**WHAT YOU HAVE TO DO:**
Return each line of the listing below, unchanged, and omit the images.

== STORED RECORDS

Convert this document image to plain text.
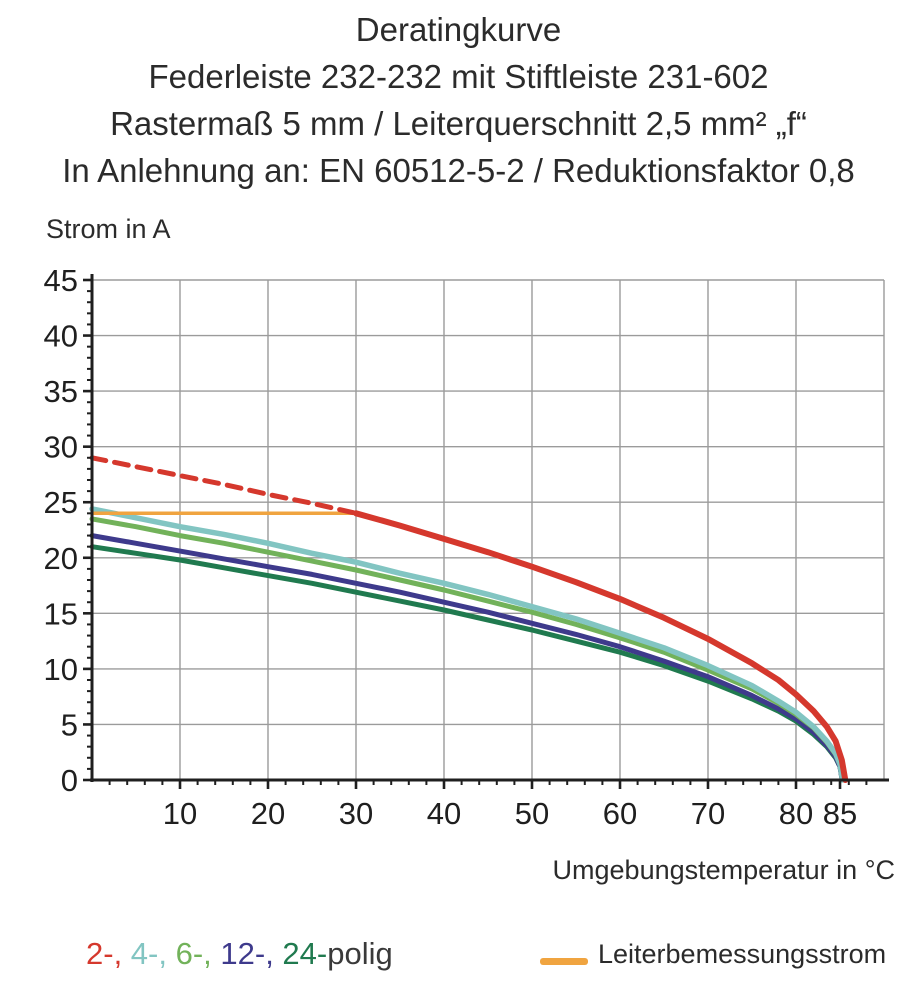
Deratingkurve
Federleiste 232-232 mit Stiftleiste 231-602
Rastermaß 5 mm / Leiterquerschnitt 2,5 mm² „f“
In Anlehnung an: EN 60512-5-2 / Reduktionsfaktor 0,8
Strom in A
45
40
35
30
25
20
15
10
5
0
10 20 30 40 50 60 70 80 85
Umgebungstemperatur in °C
2-, 4-, 6-, 12-, 24-polig	Leiterbemessungsstrom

====

**COMPLETE ANSWER:**
Convert this document image to plain text.
Deratingkurve
Federleiste 232-232 mit Stiftleiste 231-602
Rastermaß 5 mm / Leiterquerschnitt 2,5 mm² „f“
In Anlehnung an: EN 60512-5-2 / Reduktionsfaktor 0,8
Strom in A
45
40
35
30
25
20
15
10
5
0
10 20 30 40 50 60 70 80 85
Umgebungstemperatur in °C
2-, 4-, 6-, 12-, 24-polig	Leiterbemessungsstrom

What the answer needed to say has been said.